Stored items
* * * * * * *
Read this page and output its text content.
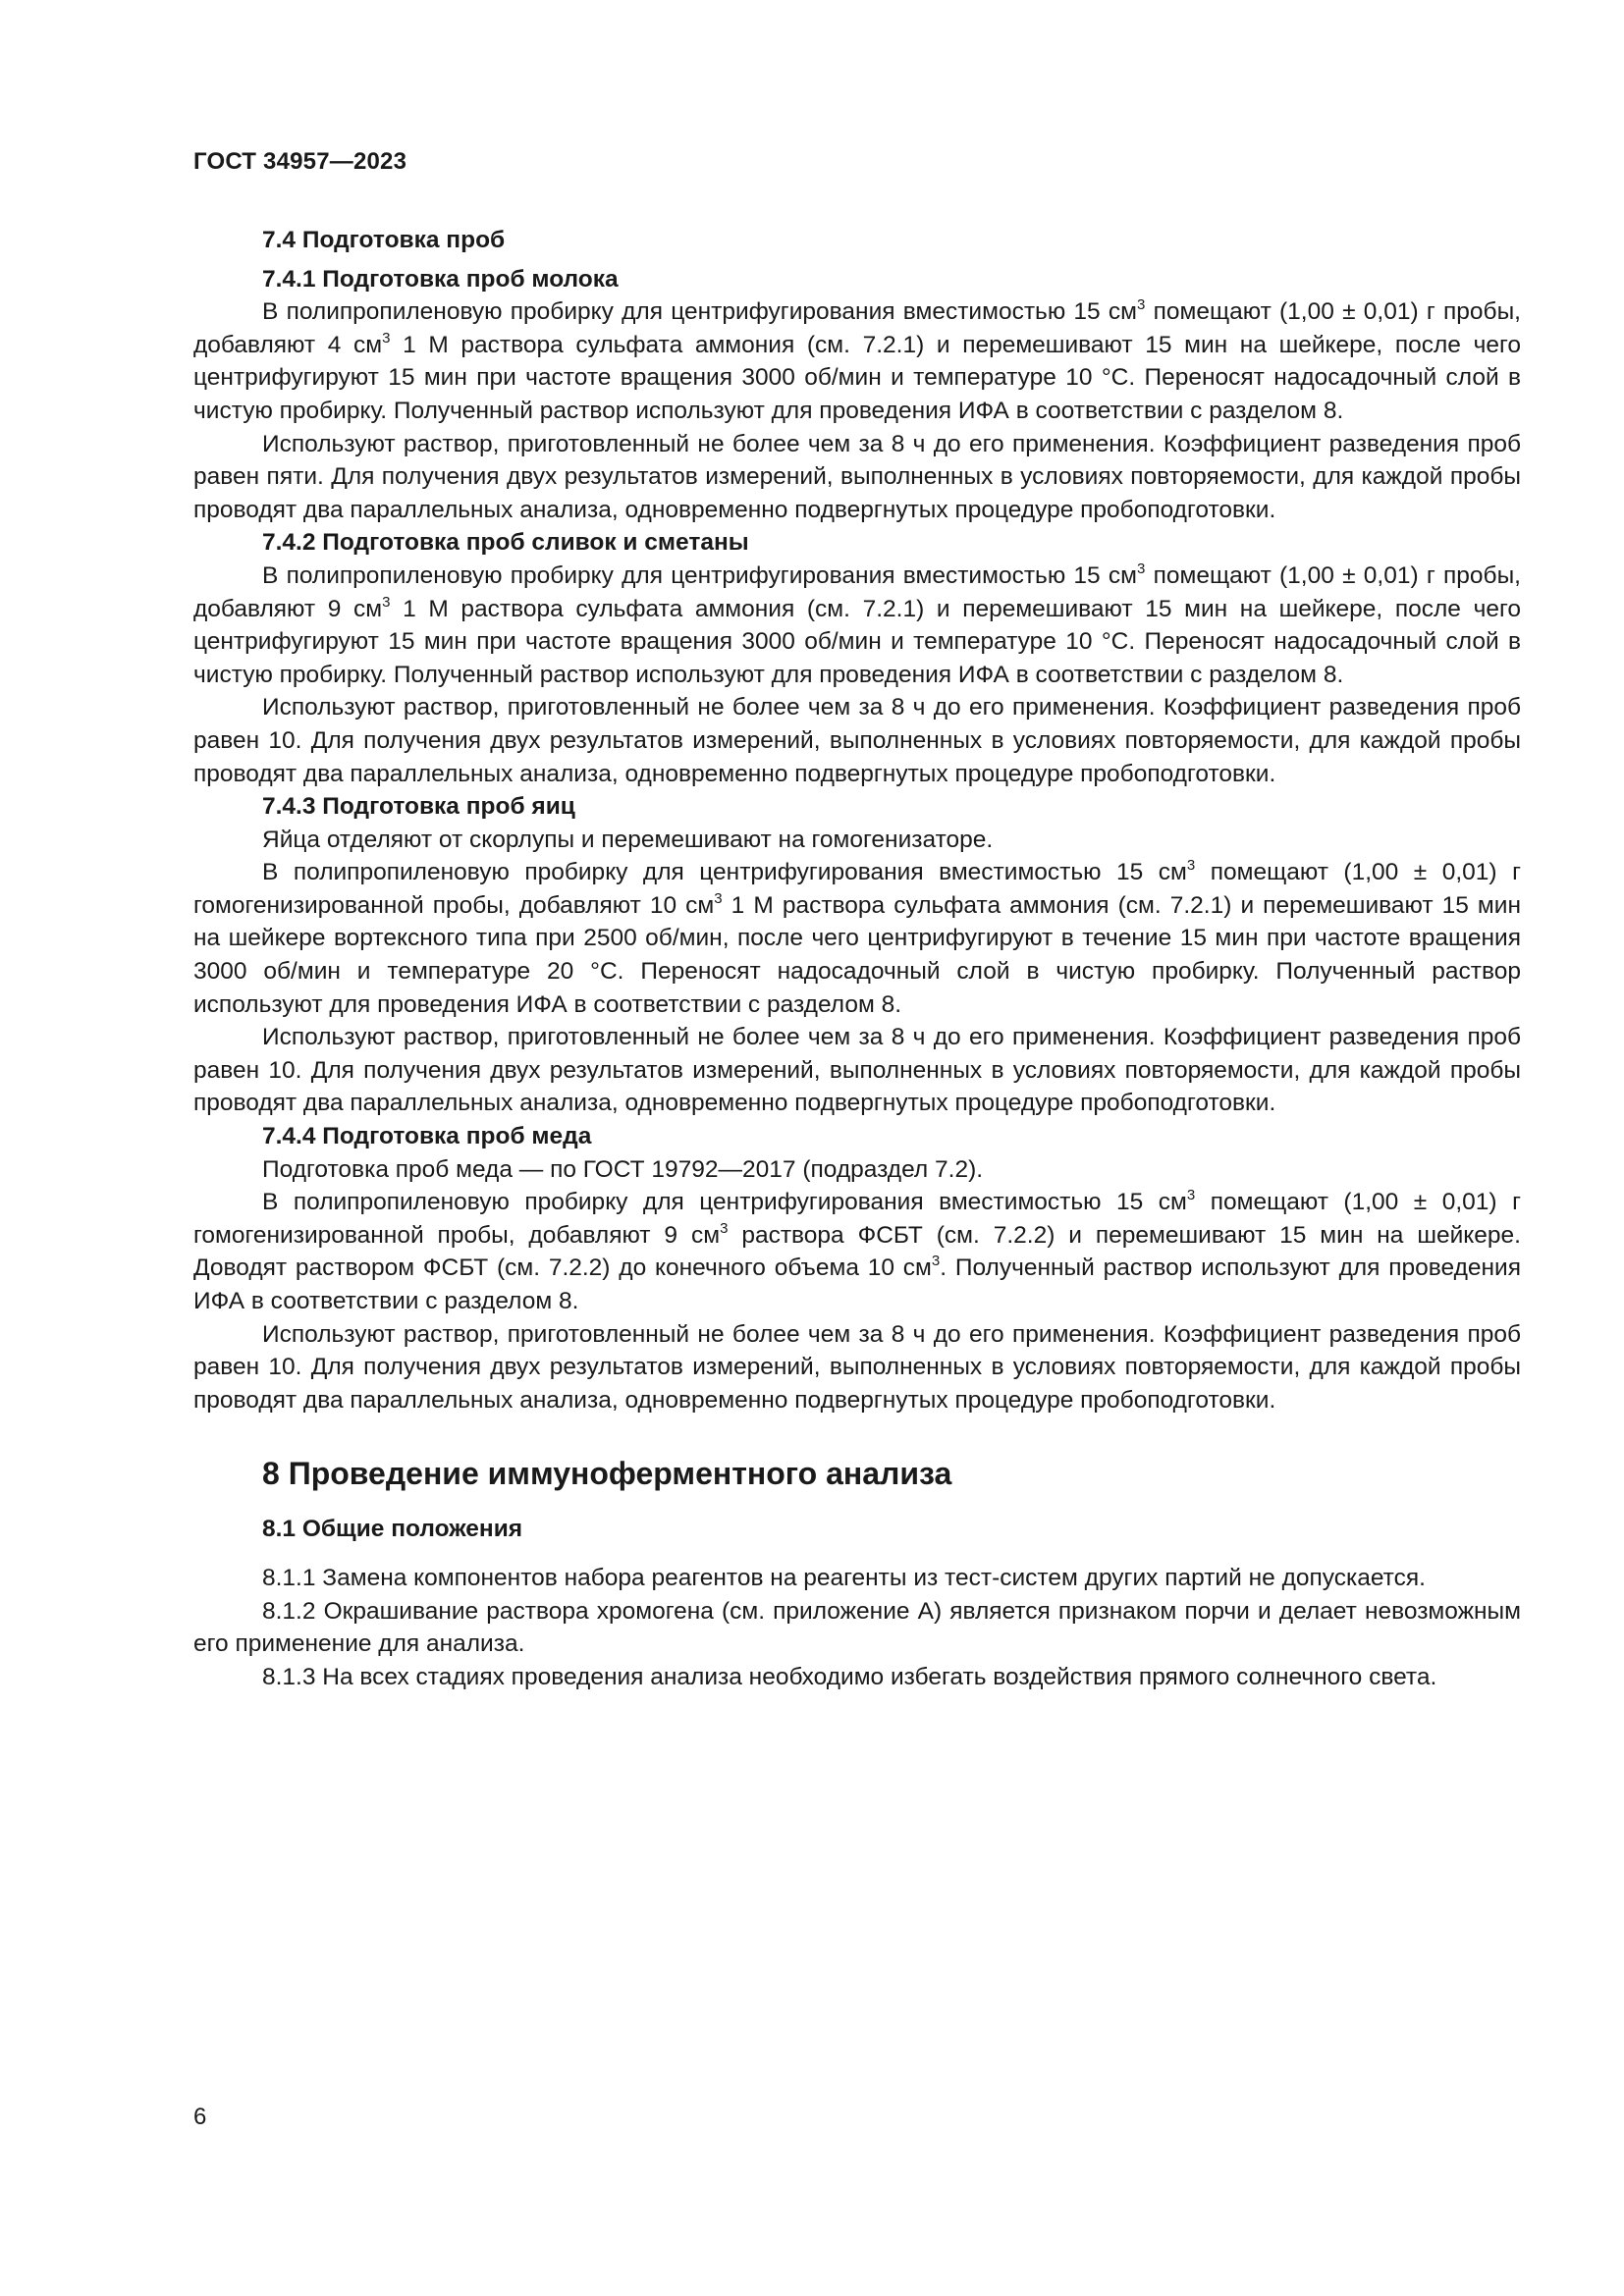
ГОСТ 34957—2023
7.4 Подготовка проб
7.4.1 Подготовка проб молока

В полипропиленовую пробирку для центрифугирования вместимостью 15 $см^3$ помещают (1,00 ± 0,01) г пробы, добавляют 4 $см^3$ 1 М раствора сульфата аммония (см. 7.2.1) и перемешивают 15 мин на шейкере, после чего центрифугируют 15 мин при частоте вращения 3000 об/мин и температуре 10 °С. Переносят надосадочный слой в чистую пробирку. Полученный раствор используют для проведения ИФА в соответствии с разделом 8.

Используют раствор, приготовленный не более чем за 8 ч до его применения. Коэффициент разведения проб равен пяти. Для получения двух результатов измерений, выполненных в условиях повторяемости, для каждой пробы проводят два параллельных анализа, одновременно подвергнутых процедуре пробоподготовки.

7.4.2 Подготовка проб сливок и сметаны

В полипропиленовую пробирку для центрифугирования вместимостью 15 $см^3$ помещают (1,00 ± 0,01) г пробы, добавляют 9 $см^3$ 1 М раствора сульфата аммония (см. 7.2.1) и перемешивают 15 мин на шейкере, после чего центрифугируют 15 мин при частоте вращения 3000 об/мин и температуре 10 °С. Переносят надосадочный слой в чистую пробирку. Полученный раствор используют для проведения ИФА в соответствии с разделом 8.

Используют раствор, приготовленный не более чем за 8 ч до его применения. Коэффициент разведения проб равен 10. Для получения двух результатов измерений, выполненных в условиях повторяемости, для каждой пробы проводят два параллельных анализа, одновременно подвергнутых процедуре пробоподготовки.

7.4.3 Подготовка проб яиц

Яйца отделяют от скорлупы и перемешивают на гомогенизаторе.

В полипропиленовую пробирку для центрифугирования вместимостью 15 $см^3$ помещают (1,00 ± 0,01) г гомогенизированной пробы, добавляют 10 $см^3$ 1 М раствора сульфата аммония (см. 7.2.1) и перемешивают 15 мин на шейкере вортексного типа при 2500 об/мин, после чего центрифугируют в течение 15 мин при частоте вращения 3000 об/мин и температуре 20 °С. Переносят надосадочный слой в чистую пробирку. Полученный раствор используют для проведения ИФА в соответствии с разделом 8.

Используют раствор, приготовленный не более чем за 8 ч до его применения. Коэффициент разведения проб равен 10. Для получения двух результатов измерений, выполненных в условиях повторяемости, для каждой пробы проводят два параллельных анализа, одновременно подвергнутых процедуре пробоподготовки.

7.4.4 Подготовка проб меда

Подготовка проб меда — по ГОСТ 19792—2017 (подраздел 7.2).

В полипропиленовую пробирку для центрифугирования вместимостью 15 $см^3$ помещают (1,00 ± 0,01) г гомогенизированной пробы, добавляют 9 $см^3$ раствора ФСБТ (см. 7.2.2) и перемешивают 15 мин на шейкере. Доводят раствором ФСБТ (см. 7.2.2) до конечного объема 10 $см^3$. Полученный раствор используют для проведения ИФА в соответствии с разделом 8.

Используют раствор, приготовленный не более чем за 8 ч до его применения. Коэффициент разведения проб равен 10. Для получения двух результатов измерений, выполненных в условиях повторяемости, для каждой пробы проводят два параллельных анализа, одновременно подвергнутых процедуре пробоподготовки.

8 Проведение иммуноферментного анализа
8.1 Общие положения

8.1.1 Замена компонентов набора реагентов на реагенты из тест-систем других партий не допускается.

8.1.2 Окрашивание раствора хромогена (см. приложение А) является признаком порчи и делает невозможным его применение для анализа.

8.1.3 На всех стадиях проведения анализа необходимо избегать воздействия прямого солнечного света.

6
* * * * * * *
YOUR GOAL:
Print all of the records shown above exactly, leaving out each picture.

WORKED ANSWER:
Read this page and output its text content.
ГОСТ 34957—2023
7.4 Подготовка проб
7.4.1 Подготовка проб молока

В полипропиленовую пробирку для центрифугирования вместимостью 15 $см^3$ помещают (1,00 ± 0,01) г пробы, добавляют 4 $см^3$ 1 М раствора сульфата аммония (см. 7.2.1) и перемешивают 15 мин на шейкере, после чего центрифугируют 15 мин при частоте вращения 3000 об/мин и температуре 10 °С. Переносят надосадочный слой в чистую пробирку. Полученный раствор используют для проведения ИФА в соответствии с разделом 8.

Используют раствор, приготовленный не более чем за 8 ч до его применения. Коэффициент разведения проб равен пяти. Для получения двух результатов измерений, выполненных в условиях повторяемости, для каждой пробы проводят два параллельных анализа, одновременно подвергнутых процедуре пробоподготовки.

7.4.2 Подготовка проб сливок и сметаны

В полипропиленовую пробирку для центрифугирования вместимостью 15 $см^3$ помещают (1,00 ± 0,01) г пробы, добавляют 9 $см^3$ 1 М раствора сульфата аммония (см. 7.2.1) и перемешивают 15 мин на шейкере, после чего центрифугируют 15 мин при частоте вращения 3000 об/мин и температуре 10 °С. Переносят надосадочный слой в чистую пробирку. Полученный раствор используют для проведения ИФА в соответствии с разделом 8.

Используют раствор, приготовленный не более чем за 8 ч до его применения. Коэффициент разведения проб равен 10. Для получения двух результатов измерений, выполненных в условиях повторяемости, для каждой пробы проводят два параллельных анализа, одновременно подвергнутых процедуре пробоподготовки.

7.4.3 Подготовка проб яиц

Яйца отделяют от скорлупы и перемешивают на гомогенизаторе.

В полипропиленовую пробирку для центрифугирования вместимостью 15 $см^3$ помещают (1,00 ± 0,01) г гомогенизированной пробы, добавляют 10 $см^3$ 1 М раствора сульфата аммония (см. 7.2.1) и перемешивают 15 мин на шейкере вортексного типа при 2500 об/мин, после чего центрифугируют в течение 15 мин при частоте вращения 3000 об/мин и температуре 20 °С. Переносят надосадочный слой в чистую пробирку. Полученный раствор используют для проведения ИФА в соответствии с разделом 8.

Используют раствор, приготовленный не более чем за 8 ч до его применения. Коэффициент разведения проб равен 10. Для получения двух результатов измерений, выполненных в условиях повторяемости, для каждой пробы проводят два параллельных анализа, одновременно подвергнутых процедуре пробоподготовки.

7.4.4 Подготовка проб меда

Подготовка проб меда — по ГОСТ 19792—2017 (подраздел 7.2).

В полипропиленовую пробирку для центрифугирования вместимостью 15 $см^3$ помещают (1,00 ± 0,01) г гомогенизированной пробы, добавляют 9 $см^3$ раствора ФСБТ (см. 7.2.2) и перемешивают 15 мин на шейкере. Доводят раствором ФСБТ (см. 7.2.2) до конечного объема 10 $см^3$. Полученный раствор используют для проведения ИФА в соответствии с разделом 8.

Используют раствор, приготовленный не более чем за 8 ч до его применения. Коэффициент разведения проб равен 10. Для получения двух результатов измерений, выполненных в условиях повторяемости, для каждой пробы проводят два параллельных анализа, одновременно подвергнутых процедуре пробоподготовки.

8 Проведение иммуноферментного анализа
8.1 Общие положения

8.1.1 Замена компонентов набора реагентов на реагенты из тест-систем других партий не допускается.

8.1.2 Окрашивание раствора хромогена (см. приложение А) является признаком порчи и делает невозможным его применение для анализа.

8.1.3 На всех стадиях проведения анализа необходимо избегать воздействия прямого солнечного света.

6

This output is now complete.